Examine the material below and count the lines that hold the word "name". Report only the number.
— BEGIN —
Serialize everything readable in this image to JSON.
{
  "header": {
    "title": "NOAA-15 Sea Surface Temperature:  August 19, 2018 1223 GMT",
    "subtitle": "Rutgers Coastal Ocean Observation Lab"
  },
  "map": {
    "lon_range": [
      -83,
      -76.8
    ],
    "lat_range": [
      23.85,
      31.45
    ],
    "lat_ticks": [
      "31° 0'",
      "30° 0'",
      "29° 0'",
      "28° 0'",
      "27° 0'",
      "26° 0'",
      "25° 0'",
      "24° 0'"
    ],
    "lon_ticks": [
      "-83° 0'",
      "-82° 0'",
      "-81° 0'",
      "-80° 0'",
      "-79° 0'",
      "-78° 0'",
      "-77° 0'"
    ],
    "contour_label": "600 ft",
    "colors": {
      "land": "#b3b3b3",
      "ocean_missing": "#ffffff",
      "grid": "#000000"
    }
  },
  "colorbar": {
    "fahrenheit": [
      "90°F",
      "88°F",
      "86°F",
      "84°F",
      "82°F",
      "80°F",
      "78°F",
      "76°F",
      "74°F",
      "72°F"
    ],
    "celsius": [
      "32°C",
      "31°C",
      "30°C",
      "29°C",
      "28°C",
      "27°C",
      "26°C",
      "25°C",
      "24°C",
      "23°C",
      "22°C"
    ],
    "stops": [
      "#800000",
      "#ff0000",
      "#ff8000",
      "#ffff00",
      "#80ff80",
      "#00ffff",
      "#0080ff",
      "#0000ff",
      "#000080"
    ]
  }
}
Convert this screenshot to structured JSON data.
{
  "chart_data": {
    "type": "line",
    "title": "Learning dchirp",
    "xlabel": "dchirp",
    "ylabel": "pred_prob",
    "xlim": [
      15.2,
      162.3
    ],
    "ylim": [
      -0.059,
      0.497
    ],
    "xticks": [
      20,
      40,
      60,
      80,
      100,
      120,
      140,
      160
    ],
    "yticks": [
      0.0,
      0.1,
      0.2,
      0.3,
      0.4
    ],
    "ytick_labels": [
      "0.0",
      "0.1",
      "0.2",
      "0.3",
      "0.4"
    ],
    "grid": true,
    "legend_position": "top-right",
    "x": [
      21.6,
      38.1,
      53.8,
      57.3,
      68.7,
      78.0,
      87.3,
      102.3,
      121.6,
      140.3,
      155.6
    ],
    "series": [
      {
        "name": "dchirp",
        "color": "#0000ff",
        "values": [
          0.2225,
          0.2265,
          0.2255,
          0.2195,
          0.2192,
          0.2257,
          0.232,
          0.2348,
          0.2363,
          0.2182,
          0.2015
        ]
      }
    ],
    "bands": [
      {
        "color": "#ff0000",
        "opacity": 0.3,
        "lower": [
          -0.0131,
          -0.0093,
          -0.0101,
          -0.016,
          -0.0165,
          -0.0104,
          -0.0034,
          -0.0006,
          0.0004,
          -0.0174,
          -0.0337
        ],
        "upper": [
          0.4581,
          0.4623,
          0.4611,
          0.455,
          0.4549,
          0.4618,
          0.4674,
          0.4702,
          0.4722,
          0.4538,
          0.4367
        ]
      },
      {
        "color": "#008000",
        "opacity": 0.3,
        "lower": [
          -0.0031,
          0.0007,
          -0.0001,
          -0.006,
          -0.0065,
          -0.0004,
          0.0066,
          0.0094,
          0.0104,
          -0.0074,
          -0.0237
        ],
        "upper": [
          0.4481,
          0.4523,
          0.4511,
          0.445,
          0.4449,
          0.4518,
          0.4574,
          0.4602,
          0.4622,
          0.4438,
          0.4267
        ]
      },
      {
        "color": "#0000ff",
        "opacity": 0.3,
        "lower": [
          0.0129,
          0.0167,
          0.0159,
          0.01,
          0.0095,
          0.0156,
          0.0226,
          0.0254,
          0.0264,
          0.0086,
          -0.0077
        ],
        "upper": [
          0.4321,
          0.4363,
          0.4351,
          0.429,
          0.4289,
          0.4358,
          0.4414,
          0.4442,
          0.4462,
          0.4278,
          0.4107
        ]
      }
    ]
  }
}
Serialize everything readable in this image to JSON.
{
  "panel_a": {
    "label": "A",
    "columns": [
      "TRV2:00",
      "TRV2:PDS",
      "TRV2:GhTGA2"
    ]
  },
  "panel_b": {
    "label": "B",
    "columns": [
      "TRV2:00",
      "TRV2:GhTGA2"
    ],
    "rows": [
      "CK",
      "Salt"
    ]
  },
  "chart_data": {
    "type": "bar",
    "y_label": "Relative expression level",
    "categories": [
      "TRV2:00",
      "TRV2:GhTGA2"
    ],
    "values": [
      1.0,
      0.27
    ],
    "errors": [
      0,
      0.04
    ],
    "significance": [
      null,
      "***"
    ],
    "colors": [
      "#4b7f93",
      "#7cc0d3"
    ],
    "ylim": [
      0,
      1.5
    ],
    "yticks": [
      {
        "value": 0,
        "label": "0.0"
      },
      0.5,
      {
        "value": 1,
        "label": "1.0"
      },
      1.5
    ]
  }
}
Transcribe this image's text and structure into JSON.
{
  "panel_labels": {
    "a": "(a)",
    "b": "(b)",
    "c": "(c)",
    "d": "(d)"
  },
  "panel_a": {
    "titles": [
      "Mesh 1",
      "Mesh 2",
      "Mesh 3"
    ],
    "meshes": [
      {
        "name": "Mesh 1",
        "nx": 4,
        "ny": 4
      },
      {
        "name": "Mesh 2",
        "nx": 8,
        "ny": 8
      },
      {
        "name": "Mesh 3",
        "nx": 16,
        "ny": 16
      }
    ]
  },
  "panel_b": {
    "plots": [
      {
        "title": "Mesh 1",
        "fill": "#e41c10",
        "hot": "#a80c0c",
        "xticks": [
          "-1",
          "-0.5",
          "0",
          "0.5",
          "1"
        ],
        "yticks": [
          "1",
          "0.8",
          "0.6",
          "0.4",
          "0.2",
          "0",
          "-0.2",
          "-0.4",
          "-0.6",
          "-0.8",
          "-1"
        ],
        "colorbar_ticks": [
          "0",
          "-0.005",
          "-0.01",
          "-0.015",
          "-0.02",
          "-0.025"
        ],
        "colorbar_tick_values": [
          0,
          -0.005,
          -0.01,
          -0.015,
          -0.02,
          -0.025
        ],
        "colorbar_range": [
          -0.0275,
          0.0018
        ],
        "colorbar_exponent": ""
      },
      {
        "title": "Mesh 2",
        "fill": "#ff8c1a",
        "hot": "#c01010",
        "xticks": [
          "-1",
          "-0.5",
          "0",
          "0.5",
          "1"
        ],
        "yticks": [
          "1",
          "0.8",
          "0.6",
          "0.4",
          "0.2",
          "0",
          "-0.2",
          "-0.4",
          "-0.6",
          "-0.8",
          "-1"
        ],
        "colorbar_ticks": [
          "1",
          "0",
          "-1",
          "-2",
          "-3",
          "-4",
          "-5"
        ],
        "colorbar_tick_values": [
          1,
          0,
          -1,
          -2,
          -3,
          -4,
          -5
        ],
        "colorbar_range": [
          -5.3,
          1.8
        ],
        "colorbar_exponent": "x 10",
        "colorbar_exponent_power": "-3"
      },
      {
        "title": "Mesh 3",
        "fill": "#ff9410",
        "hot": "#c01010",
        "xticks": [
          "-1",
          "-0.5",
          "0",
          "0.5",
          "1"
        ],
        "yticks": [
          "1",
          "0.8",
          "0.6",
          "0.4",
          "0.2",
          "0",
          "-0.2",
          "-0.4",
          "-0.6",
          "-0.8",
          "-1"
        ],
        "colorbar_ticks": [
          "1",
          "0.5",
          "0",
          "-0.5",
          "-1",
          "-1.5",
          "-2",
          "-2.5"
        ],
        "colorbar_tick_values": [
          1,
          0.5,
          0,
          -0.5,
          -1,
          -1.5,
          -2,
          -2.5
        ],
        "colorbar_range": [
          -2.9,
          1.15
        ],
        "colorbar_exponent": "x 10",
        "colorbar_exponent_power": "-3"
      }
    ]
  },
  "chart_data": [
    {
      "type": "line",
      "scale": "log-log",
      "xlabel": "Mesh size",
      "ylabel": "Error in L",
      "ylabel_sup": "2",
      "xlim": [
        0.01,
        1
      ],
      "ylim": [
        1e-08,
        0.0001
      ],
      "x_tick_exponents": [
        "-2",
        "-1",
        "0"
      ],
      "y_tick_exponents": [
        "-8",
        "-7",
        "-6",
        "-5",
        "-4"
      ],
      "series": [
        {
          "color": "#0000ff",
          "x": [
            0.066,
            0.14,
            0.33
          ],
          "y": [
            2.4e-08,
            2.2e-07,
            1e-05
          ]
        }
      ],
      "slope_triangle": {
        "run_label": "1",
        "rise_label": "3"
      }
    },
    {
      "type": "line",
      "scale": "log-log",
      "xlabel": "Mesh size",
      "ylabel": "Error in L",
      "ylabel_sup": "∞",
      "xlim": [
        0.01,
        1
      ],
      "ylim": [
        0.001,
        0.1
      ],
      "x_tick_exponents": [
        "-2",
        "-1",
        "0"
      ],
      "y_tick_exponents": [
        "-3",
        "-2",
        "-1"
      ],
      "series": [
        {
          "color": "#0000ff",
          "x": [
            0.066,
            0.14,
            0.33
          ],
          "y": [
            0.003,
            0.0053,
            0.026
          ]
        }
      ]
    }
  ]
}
— END —
- _EXPECTED ANSWER_: 4